» **What is required**
Reproduce the lines of the material below in full, with every character unchanged. Leave the pictures out of your answer.

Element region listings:
----
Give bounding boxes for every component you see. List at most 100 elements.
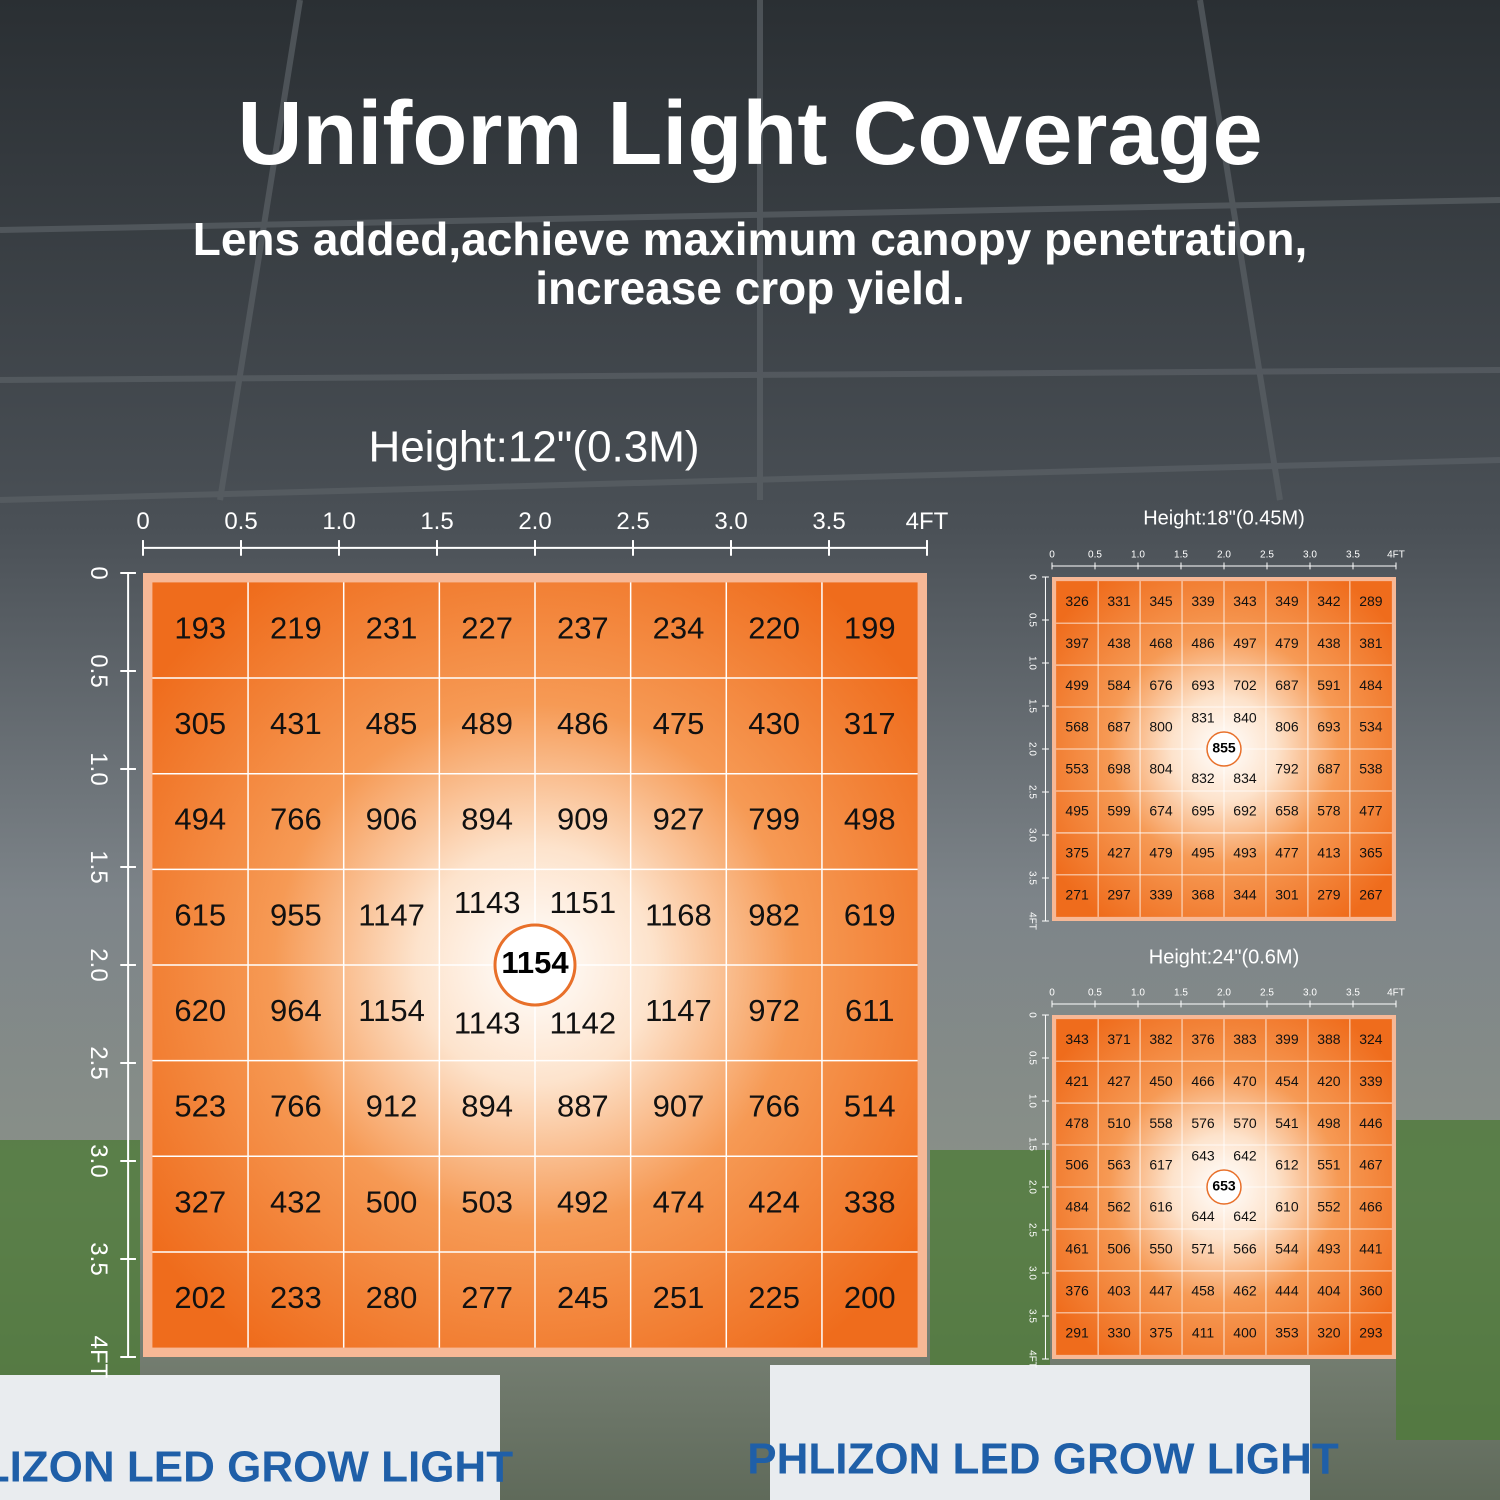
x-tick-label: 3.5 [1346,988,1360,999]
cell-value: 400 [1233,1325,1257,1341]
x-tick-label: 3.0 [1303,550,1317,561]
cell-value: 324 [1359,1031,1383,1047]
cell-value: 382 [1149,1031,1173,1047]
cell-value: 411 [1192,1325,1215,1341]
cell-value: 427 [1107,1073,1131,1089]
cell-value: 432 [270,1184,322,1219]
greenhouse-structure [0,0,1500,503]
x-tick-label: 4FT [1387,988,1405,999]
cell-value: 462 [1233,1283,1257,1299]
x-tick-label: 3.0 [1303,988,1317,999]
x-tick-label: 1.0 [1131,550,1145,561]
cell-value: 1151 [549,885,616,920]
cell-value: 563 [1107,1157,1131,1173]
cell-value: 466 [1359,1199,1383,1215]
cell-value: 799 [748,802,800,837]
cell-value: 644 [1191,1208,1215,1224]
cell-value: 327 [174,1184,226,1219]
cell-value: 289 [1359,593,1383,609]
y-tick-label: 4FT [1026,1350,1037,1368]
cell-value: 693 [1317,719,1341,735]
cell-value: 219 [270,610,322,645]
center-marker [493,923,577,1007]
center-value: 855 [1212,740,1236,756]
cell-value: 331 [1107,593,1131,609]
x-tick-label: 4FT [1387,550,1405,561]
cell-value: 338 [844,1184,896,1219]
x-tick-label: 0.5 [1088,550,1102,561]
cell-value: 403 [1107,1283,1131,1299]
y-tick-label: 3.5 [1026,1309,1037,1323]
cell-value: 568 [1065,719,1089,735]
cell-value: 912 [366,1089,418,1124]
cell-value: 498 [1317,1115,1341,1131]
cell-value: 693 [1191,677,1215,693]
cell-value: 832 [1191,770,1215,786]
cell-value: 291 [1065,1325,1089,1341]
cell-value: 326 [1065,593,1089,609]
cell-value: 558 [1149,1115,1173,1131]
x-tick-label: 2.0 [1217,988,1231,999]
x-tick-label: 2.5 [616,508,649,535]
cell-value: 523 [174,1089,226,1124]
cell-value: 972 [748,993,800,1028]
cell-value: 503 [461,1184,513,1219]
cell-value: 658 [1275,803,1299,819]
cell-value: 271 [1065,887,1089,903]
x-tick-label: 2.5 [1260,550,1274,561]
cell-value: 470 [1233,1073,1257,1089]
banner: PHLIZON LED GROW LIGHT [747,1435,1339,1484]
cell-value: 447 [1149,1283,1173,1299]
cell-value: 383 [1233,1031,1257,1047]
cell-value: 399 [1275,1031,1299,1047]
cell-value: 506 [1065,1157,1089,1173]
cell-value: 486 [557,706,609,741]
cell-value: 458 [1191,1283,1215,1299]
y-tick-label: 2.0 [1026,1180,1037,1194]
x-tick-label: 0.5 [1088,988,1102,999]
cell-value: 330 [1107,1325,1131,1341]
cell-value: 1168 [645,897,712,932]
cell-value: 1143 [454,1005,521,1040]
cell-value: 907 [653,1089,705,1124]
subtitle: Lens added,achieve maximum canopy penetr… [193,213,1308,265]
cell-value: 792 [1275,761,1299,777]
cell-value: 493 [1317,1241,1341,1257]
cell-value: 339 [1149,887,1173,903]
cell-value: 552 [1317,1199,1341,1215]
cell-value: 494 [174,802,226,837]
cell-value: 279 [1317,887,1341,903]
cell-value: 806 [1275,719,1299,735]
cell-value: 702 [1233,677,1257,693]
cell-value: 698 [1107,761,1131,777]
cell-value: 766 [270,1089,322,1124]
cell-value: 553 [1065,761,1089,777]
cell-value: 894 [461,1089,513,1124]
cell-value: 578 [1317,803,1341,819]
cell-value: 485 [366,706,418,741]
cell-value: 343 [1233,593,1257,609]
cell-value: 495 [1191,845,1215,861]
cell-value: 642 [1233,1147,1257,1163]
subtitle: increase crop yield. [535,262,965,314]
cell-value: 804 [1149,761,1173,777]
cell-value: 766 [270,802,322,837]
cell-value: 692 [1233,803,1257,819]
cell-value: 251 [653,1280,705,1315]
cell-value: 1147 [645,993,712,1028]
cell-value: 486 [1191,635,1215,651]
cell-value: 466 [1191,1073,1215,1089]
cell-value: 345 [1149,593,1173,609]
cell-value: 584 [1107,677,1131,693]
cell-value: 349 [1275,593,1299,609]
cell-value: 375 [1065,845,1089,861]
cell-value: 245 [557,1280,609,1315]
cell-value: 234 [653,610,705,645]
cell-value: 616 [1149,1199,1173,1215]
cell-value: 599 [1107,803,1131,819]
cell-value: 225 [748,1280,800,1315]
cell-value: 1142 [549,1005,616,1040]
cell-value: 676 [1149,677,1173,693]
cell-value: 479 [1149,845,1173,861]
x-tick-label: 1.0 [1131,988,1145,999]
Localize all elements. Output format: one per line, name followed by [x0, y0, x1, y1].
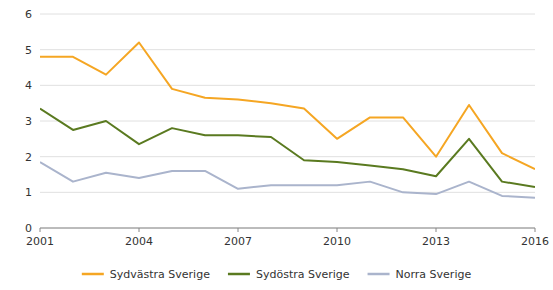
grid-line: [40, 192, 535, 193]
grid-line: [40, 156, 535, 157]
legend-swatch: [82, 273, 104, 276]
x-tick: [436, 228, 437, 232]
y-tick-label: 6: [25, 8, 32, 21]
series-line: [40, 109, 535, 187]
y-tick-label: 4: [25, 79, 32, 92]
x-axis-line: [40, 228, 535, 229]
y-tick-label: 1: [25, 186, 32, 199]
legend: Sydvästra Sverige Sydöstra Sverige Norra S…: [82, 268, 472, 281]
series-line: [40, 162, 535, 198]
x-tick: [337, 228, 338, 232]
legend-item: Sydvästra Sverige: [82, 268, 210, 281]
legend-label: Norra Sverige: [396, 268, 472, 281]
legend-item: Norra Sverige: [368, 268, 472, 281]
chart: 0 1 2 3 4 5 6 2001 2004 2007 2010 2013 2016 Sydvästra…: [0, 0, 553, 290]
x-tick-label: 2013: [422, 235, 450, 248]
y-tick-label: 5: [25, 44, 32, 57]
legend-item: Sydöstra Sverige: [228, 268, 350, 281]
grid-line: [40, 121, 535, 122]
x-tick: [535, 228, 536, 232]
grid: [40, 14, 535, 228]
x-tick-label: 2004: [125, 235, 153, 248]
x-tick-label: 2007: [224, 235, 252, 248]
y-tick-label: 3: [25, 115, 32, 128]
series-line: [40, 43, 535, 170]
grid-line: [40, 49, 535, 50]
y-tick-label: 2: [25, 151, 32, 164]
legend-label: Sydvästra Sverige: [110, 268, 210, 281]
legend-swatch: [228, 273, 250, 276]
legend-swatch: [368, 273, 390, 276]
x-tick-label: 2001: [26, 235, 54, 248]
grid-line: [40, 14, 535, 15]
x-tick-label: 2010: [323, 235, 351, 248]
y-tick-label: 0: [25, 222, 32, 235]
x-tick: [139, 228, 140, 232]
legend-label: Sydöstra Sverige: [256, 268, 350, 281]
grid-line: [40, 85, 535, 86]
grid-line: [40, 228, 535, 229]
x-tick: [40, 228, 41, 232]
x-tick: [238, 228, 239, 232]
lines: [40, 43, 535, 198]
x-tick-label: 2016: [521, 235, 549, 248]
----
» **Response below**
Give bounding boxes for every component you see. List at most 100 elements.
x-tick-label: 3.5 [1346,988,1360,999]
cell-value: 400 [1233,1325,1257,1341]
x-tick-label: 3.0 [1303,550,1317,561]
cell-value: 324 [1359,1031,1383,1047]
cell-value: 382 [1149,1031,1173,1047]
cell-value: 411 [1192,1325,1215,1341]
cell-value: 427 [1107,1073,1131,1089]
cell-value: 432 [270,1184,322,1219]
greenhouse-structure [0,0,1500,503]
x-tick-label: 4FT [1387,988,1405,999]
cell-value: 462 [1233,1283,1257,1299]
x-tick-label: 3.0 [1303,988,1317,999]
x-tick-label: 1.0 [1131,550,1145,561]
cell-value: 1151 [549,885,616,920]
cell-value: 563 [1107,1157,1131,1173]
cell-value: 466 [1359,1199,1383,1215]
cell-value: 799 [748,802,800,837]
cell-value: 644 [1191,1208,1215,1224]
cell-value: 327 [174,1184,226,1219]
cell-value: 289 [1359,593,1383,609]
y-tick-label: 4FT [1026,1350,1037,1368]
cell-value: 693 [1317,719,1341,735]
cell-value: 219 [270,610,322,645]
center-marker [493,923,577,1007]
center-value: 855 [1212,740,1236,756]
cell-value: 331 [1107,593,1131,609]
x-tick-label: 4FT [1387,550,1405,561]
cell-value: 338 [844,1184,896,1219]
x-tick-label: 0.5 [1088,550,1102,561]
cell-value: 403 [1107,1283,1131,1299]
y-tick-label: 3.5 [1026,1309,1037,1323]
cell-value: 568 [1065,719,1089,735]
cell-value: 912 [366,1089,418,1124]
cell-value: 498 [1317,1115,1341,1131]
cell-value: 693 [1191,677,1215,693]
cell-value: 832 [1191,770,1215,786]
cell-value: 291 [1065,1325,1089,1341]
cell-value: 326 [1065,593,1089,609]
cell-value: 558 [1149,1115,1173,1131]
x-tick-label: 2.0 [1217,988,1231,999]
x-tick-label: 2.5 [616,508,649,535]
cell-value: 523 [174,1089,226,1124]
cell-value: 972 [748,993,800,1028]
cell-value: 503 [461,1184,513,1219]
cell-value: 658 [1275,803,1299,819]
cell-value: 271 [1065,887,1089,903]
x-tick-label: 2.5 [1260,550,1274,561]
cell-value: 470 [1233,1073,1257,1089]
banner: PHLIZON LED GROW LIGHT [747,1435,1339,1484]
cell-value: 447 [1149,1283,1173,1299]
cell-value: 383 [1233,1031,1257,1047]
cell-value: 399 [1275,1031,1299,1047]
cell-value: 506 [1065,1157,1089,1173]
cell-value: 486 [557,706,609,741]
cell-value: 458 [1191,1283,1215,1299]
y-tick-label: 2.0 [1026,1180,1037,1194]
x-tick-label: 0.5 [1088,988,1102,999]
cell-value: 330 [1107,1325,1131,1341]
cell-value: 1168 [645,897,712,932]
cell-value: 1143 [454,1005,521,1040]
cell-value: 907 [653,1089,705,1124]
subtitle: Lens added,achieve maximum canopy penetr… [193,213,1308,265]
cell-value: 792 [1275,761,1299,777]
cell-value: 493 [1317,1241,1341,1257]
cell-value: 339 [1149,887,1173,903]
cell-value: 552 [1317,1199,1341,1215]
cell-value: 494 [174,802,226,837]
cell-value: 279 [1317,887,1341,903]
cell-value: 806 [1275,719,1299,735]
cell-value: 702 [1233,677,1257,693]
cell-value: 698 [1107,761,1131,777]
cell-value: 766 [270,1089,322,1124]
cell-value: 553 [1065,761,1089,777]
cell-value: 894 [461,1089,513,1124]
cell-value: 578 [1317,803,1341,819]
cell-value: 485 [366,706,418,741]
cell-value: 343 [1233,593,1257,609]
cell-value: 495 [1191,845,1215,861]
cell-value: 642 [1233,1147,1257,1163]
subtitle: increase crop yield. [535,262,965,314]
cell-value: 804 [1149,761,1173,777]
cell-value: 766 [270,802,322,837]
cell-value: 692 [1233,803,1257,819]
cell-value: 251 [653,1280,705,1315]
cell-value: 1147 [645,993,712,1028]
cell-value: 486 [1191,635,1215,651]
cell-value: 466 [1191,1073,1215,1089]
cell-value: 345 [1149,593,1173,609]
cell-value: 584 [1107,677,1131,693]
cell-value: 349 [1275,593,1299,609]
cell-value: 375 [1065,845,1089,861]
cell-value: 245 [557,1280,609,1315]
cell-value: 234 [653,610,705,645]
cell-value: 616 [1149,1199,1173,1215]
cell-value: 599 [1107,803,1131,819]
cell-value: 225 [748,1280,800,1315]
cell-value: 1142 [549,1005,616,1040]
cell-value: 676 [1149,677,1173,693]
cell-value: 479 [1149,845,1173,861]
x-tick-label: 1.0 [1131,988,1145,999]
Localize all elements. Output format: one per line, name followed by [x0, y0, x1, y1].
grid-line: [40, 192, 535, 193]
grid-line: [40, 156, 535, 157]
legend-swatch: [82, 273, 104, 276]
x-tick: [436, 228, 437, 232]
y-tick-label: 6: [25, 8, 32, 21]
series-line: [40, 109, 535, 187]
y-tick-label: 4: [25, 79, 32, 92]
x-axis-line: [40, 228, 535, 229]
y-tick-label: 1: [25, 186, 32, 199]
legend: Sydvästra Sverige Sydöstra Sverige Norra S…: [82, 268, 472, 281]
series-line: [40, 162, 535, 198]
x-tick: [337, 228, 338, 232]
legend-item: Sydvästra Sverige: [82, 268, 210, 281]
legend-label: Norra Sverige: [396, 268, 472, 281]
legend-item: Norra Sverige: [368, 268, 472, 281]
chart: 0 1 2 3 4 5 6 2001 2004 2007 2010 2013 2016 Sydvästra…: [0, 0, 553, 290]
x-tick-label: 2013: [422, 235, 450, 248]
y-tick-label: 5: [25, 44, 32, 57]
legend-item: Sydöstra Sverige: [228, 268, 350, 281]
grid-line: [40, 121, 535, 122]
x-tick: [535, 228, 536, 232]
grid: [40, 14, 535, 228]
x-tick-label: 2004: [125, 235, 153, 248]
x-tick-label: 2007: [224, 235, 252, 248]
y-tick-label: 3: [25, 115, 32, 128]
series-line: [40, 43, 535, 170]
grid-line: [40, 49, 535, 50]
y-tick-label: 2: [25, 151, 32, 164]
legend-label: Sydvästra Sverige: [110, 268, 210, 281]
legend-swatch: [228, 273, 250, 276]
legend-swatch: [368, 273, 390, 276]
x-tick-label: 2001: [26, 235, 54, 248]
grid-line: [40, 14, 535, 15]
x-tick-label: 2010: [323, 235, 351, 248]
y-tick-label: 0: [25, 222, 32, 235]
x-tick: [139, 228, 140, 232]
legend-label: Sydöstra Sverige: [256, 268, 350, 281]
grid-line: [40, 85, 535, 86]
grid-line: [40, 228, 535, 229]
x-tick: [40, 228, 41, 232]
x-tick: [238, 228, 239, 232]
lines: [40, 43, 535, 198]
x-tick-label: 2016: [521, 235, 549, 248]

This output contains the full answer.